_ASSIGNMENT_
Exactly as written, output each of the lines below, with no images.

_EXCERPTED DATA_
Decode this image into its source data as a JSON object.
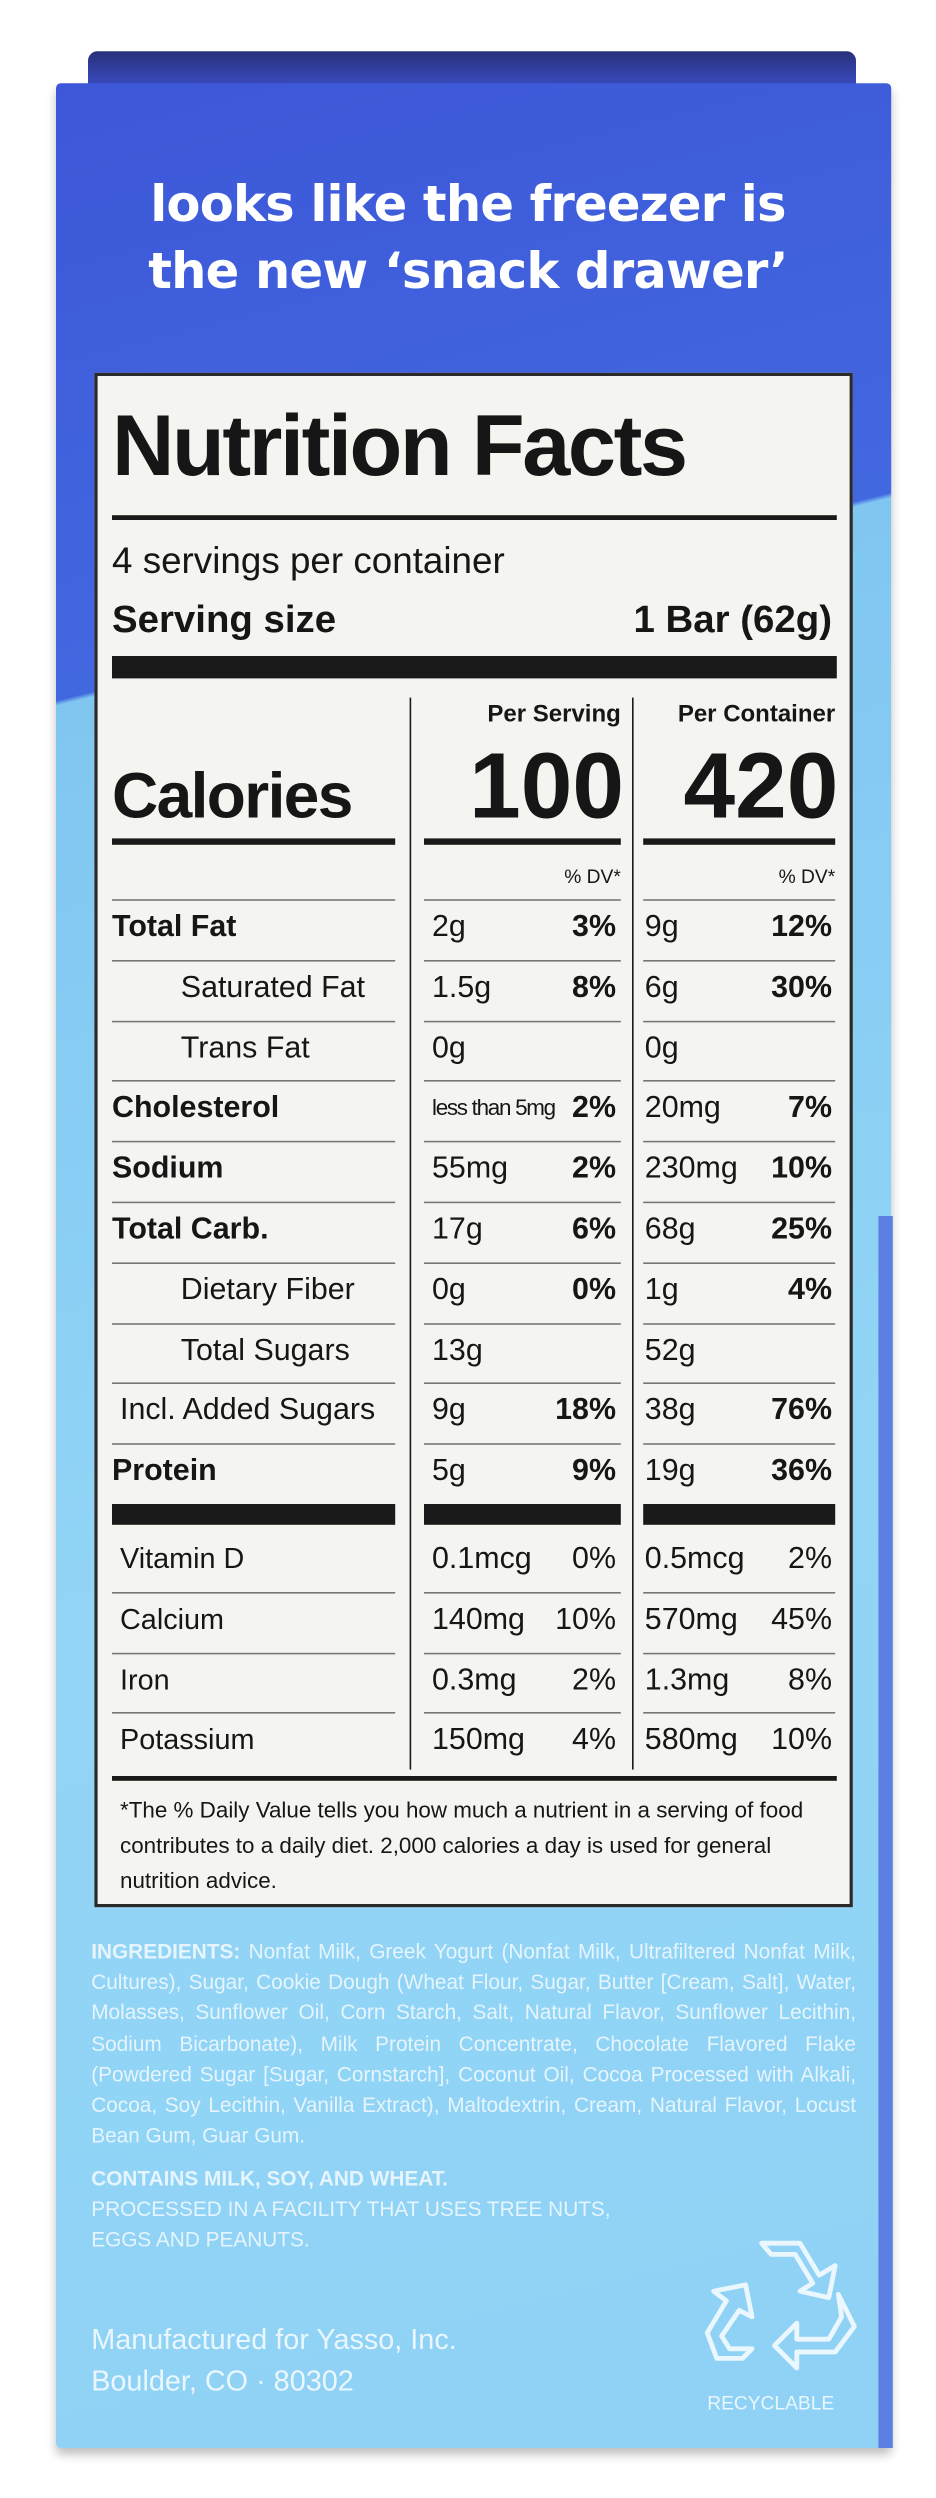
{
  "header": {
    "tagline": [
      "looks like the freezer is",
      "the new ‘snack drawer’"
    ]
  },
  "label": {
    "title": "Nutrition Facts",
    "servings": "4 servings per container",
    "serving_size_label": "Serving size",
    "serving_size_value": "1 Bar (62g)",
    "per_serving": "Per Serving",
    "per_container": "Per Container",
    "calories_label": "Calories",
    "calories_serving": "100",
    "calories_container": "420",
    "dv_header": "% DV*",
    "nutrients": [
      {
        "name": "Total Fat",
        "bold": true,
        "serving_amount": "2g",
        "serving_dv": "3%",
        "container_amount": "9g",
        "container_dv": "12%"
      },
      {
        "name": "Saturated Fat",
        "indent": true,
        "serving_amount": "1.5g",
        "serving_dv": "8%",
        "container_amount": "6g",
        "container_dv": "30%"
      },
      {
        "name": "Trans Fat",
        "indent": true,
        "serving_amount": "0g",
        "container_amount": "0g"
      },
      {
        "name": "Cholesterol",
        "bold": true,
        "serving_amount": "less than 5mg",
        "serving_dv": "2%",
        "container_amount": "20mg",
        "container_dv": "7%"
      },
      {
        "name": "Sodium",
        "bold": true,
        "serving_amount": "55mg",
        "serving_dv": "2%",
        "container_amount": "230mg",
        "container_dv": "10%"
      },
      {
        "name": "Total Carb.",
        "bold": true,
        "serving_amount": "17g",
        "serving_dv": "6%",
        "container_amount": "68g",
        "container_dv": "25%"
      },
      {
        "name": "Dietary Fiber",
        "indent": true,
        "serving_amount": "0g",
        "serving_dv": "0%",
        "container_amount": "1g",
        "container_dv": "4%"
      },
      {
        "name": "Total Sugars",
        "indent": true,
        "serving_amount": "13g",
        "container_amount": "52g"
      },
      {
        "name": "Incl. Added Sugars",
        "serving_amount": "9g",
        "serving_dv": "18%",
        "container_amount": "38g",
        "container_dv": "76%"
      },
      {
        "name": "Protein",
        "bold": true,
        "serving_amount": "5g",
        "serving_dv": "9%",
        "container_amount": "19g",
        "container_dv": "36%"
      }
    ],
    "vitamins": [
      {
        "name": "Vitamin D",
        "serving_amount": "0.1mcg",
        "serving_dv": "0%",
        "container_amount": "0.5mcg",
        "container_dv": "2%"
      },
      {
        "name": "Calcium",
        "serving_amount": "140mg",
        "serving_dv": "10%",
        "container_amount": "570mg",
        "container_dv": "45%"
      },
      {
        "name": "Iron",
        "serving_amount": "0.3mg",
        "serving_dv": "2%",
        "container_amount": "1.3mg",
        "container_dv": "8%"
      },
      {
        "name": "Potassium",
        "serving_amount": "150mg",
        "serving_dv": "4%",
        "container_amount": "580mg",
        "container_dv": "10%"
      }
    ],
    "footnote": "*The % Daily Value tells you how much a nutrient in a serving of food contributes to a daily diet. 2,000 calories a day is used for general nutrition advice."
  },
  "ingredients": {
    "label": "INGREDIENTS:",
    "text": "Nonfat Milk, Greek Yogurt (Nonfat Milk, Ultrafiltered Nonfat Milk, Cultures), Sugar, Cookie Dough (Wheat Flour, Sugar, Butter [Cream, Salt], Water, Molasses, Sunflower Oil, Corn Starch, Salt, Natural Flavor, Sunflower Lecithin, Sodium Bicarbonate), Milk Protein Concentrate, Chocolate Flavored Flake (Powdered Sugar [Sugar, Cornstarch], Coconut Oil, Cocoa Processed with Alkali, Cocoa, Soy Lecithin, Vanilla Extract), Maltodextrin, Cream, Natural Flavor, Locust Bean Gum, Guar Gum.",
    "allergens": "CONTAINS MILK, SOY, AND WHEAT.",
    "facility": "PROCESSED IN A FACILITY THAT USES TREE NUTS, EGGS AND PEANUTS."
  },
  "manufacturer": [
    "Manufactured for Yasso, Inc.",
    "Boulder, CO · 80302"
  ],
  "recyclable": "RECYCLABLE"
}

_WRITTEN RESPONSE_
Decode this image into its source data as a JSON object.
{
  "header": {
    "tagline": [
      "looks like the freezer is",
      "the new ‘snack drawer’"
    ]
  },
  "label": {
    "title": "Nutrition Facts",
    "servings": "4 servings per container",
    "serving_size_label": "Serving size",
    "serving_size_value": "1 Bar (62g)",
    "per_serving": "Per Serving",
    "per_container": "Per Container",
    "calories_label": "Calories",
    "calories_serving": "100",
    "calories_container": "420",
    "dv_header": "% DV*",
    "nutrients": [
      {
        "name": "Total Fat",
        "bold": true,
        "serving_amount": "2g",
        "serving_dv": "3%",
        "container_amount": "9g",
        "container_dv": "12%"
      },
      {
        "name": "Saturated Fat",
        "indent": true,
        "serving_amount": "1.5g",
        "serving_dv": "8%",
        "container_amount": "6g",
        "container_dv": "30%"
      },
      {
        "name": "Trans Fat",
        "indent": true,
        "serving_amount": "0g",
        "container_amount": "0g"
      },
      {
        "name": "Cholesterol",
        "bold": true,
        "serving_amount": "less than 5mg",
        "serving_dv": "2%",
        "container_amount": "20mg",
        "container_dv": "7%"
      },
      {
        "name": "Sodium",
        "bold": true,
        "serving_amount": "55mg",
        "serving_dv": "2%",
        "container_amount": "230mg",
        "container_dv": "10%"
      },
      {
        "name": "Total Carb.",
        "bold": true,
        "serving_amount": "17g",
        "serving_dv": "6%",
        "container_amount": "68g",
        "container_dv": "25%"
      },
      {
        "name": "Dietary Fiber",
        "indent": true,
        "serving_amount": "0g",
        "serving_dv": "0%",
        "container_amount": "1g",
        "container_dv": "4%"
      },
      {
        "name": "Total Sugars",
        "indent": true,
        "serving_amount": "13g",
        "container_amount": "52g"
      },
      {
        "name": "Incl. Added Sugars",
        "serving_amount": "9g",
        "serving_dv": "18%",
        "container_amount": "38g",
        "container_dv": "76%"
      },
      {
        "name": "Protein",
        "bold": true,
        "serving_amount": "5g",
        "serving_dv": "9%",
        "container_amount": "19g",
        "container_dv": "36%"
      }
    ],
    "vitamins": [
      {
        "name": "Vitamin D",
        "serving_amount": "0.1mcg",
        "serving_dv": "0%",
        "container_amount": "0.5mcg",
        "container_dv": "2%"
      },
      {
        "name": "Calcium",
        "serving_amount": "140mg",
        "serving_dv": "10%",
        "container_amount": "570mg",
        "container_dv": "45%"
      },
      {
        "name": "Iron",
        "serving_amount": "0.3mg",
        "serving_dv": "2%",
        "container_amount": "1.3mg",
        "container_dv": "8%"
      },
      {
        "name": "Potassium",
        "serving_amount": "150mg",
        "serving_dv": "4%",
        "container_amount": "580mg",
        "container_dv": "10%"
      }
    ],
    "footnote": "*The % Daily Value tells you how much a nutrient in a serving of food contributes to a daily diet. 2,000 calories a day is used for general nutrition advice."
  },
  "ingredients": {
    "label": "INGREDIENTS:",
    "text": "Nonfat Milk, Greek Yogurt (Nonfat Milk, Ultrafiltered Nonfat Milk, Cultures), Sugar, Cookie Dough (Wheat Flour, Sugar, Butter [Cream, Salt], Water, Molasses, Sunflower Oil, Corn Starch, Salt, Natural Flavor, Sunflower Lecithin, Sodium Bicarbonate), Milk Protein Concentrate, Chocolate Flavored Flake (Powdered Sugar [Sugar, Cornstarch], Coconut Oil, Cocoa Processed with Alkali, Cocoa, Soy Lecithin, Vanilla Extract), Maltodextrin, Cream, Natural Flavor, Locust Bean Gum, Guar Gum.",
    "allergens": "CONTAINS MILK, SOY, AND WHEAT.",
    "facility": "PROCESSED IN A FACILITY THAT USES TREE NUTS, EGGS AND PEANUTS."
  },
  "manufacturer": [
    "Manufactured for Yasso, Inc.",
    "Boulder, CO · 80302"
  ],
  "recyclable": "RECYCLABLE"
}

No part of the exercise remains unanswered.